◆ **TASK GOAL**
Look at the entries below and reproduce them exactly.

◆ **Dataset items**
--- START ---

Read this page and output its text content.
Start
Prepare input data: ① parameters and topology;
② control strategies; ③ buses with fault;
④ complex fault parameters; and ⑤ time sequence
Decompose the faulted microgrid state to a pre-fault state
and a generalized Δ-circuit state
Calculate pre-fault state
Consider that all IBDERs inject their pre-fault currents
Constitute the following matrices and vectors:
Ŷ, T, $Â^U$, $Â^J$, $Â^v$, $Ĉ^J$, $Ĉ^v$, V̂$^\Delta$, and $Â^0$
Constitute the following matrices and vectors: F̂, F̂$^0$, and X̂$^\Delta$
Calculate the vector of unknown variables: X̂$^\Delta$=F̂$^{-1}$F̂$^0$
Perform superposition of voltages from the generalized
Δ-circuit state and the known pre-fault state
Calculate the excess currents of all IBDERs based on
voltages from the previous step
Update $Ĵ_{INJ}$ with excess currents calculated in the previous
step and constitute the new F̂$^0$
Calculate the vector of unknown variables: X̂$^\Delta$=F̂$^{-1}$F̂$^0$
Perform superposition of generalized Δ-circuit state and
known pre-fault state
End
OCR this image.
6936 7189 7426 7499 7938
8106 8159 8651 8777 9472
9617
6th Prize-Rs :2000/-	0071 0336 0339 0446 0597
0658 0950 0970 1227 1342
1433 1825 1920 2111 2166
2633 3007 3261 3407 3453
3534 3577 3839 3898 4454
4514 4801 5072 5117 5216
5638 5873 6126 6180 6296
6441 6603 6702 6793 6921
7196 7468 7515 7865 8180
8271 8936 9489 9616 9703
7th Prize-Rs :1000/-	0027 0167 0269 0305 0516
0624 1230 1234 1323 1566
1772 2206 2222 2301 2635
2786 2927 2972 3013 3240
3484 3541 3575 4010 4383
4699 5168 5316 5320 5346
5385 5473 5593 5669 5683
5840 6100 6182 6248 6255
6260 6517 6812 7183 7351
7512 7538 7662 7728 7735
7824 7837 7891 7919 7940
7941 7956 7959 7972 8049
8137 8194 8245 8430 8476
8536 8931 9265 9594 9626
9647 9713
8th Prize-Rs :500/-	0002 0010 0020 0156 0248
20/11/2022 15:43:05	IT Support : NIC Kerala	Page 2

--- END ---

◆ **OUTPUT FOR THIS TASK**
Read this page and output its text content.
Start
Prepare input data: ① parameters and topology;
② control strategies; ③ buses with fault;
④ complex fault parameters; and ⑤ time sequence
Decompose the faulted microgrid state to a pre-fault state
and a generalized Δ-circuit state
Calculate pre-fault state
Consider that all IBDERs inject their pre-fault currents
Constitute the following matrices and vectors:
Ŷ, T, $Â^U$, $Â^J$, $Â^v$, $Ĉ^J$, $Ĉ^v$, V̂$^\Delta$, and $Â^0$
Constitute the following matrices and vectors: F̂, F̂$^0$, and X̂$^\Delta$
Calculate the vector of unknown variables: X̂$^\Delta$=F̂$^{-1}$F̂$^0$
Perform superposition of voltages from the generalized
Δ-circuit state and the known pre-fault state
Calculate the excess currents of all IBDERs based on
voltages from the previous step
Update $Ĵ_{INJ}$ with excess currents calculated in the previous
step and constitute the new F̂$^0$
Calculate the vector of unknown variables: X̂$^\Delta$=F̂$^{-1}$F̂$^0$
Perform superposition of generalized Δ-circuit state and
known pre-fault state
End
OCR this image.
6936 7189 7426 7499 7938
8106 8159 8651 8777 9472
9617
6th Prize-Rs :2000/-	0071 0336 0339 0446 0597
0658 0950 0970 1227 1342
1433 1825 1920 2111 2166
2633 3007 3261 3407 3453
3534 3577 3839 3898 4454
4514 4801 5072 5117 5216
5638 5873 6126 6180 6296
6441 6603 6702 6793 6921
7196 7468 7515 7865 8180
8271 8936 9489 9616 9703
7th Prize-Rs :1000/-	0027 0167 0269 0305 0516
0624 1230 1234 1323 1566
1772 2206 2222 2301 2635
2786 2927 2972 3013 3240
3484 3541 3575 4010 4383
4699 5168 5316 5320 5346
5385 5473 5593 5669 5683
5840 6100 6182 6248 6255
6260 6517 6812 7183 7351
7512 7538 7662 7728 7735
7824 7837 7891 7919 7940
7941 7956 7959 7972 8049
8137 8194 8245 8430 8476
8536 8931 9265 9594 9626
9647 9713
8th Prize-Rs :500/-	0002 0010 0020 0156 0248
20/11/2022 15:43:05	IT Support : NIC Kerala	Page 2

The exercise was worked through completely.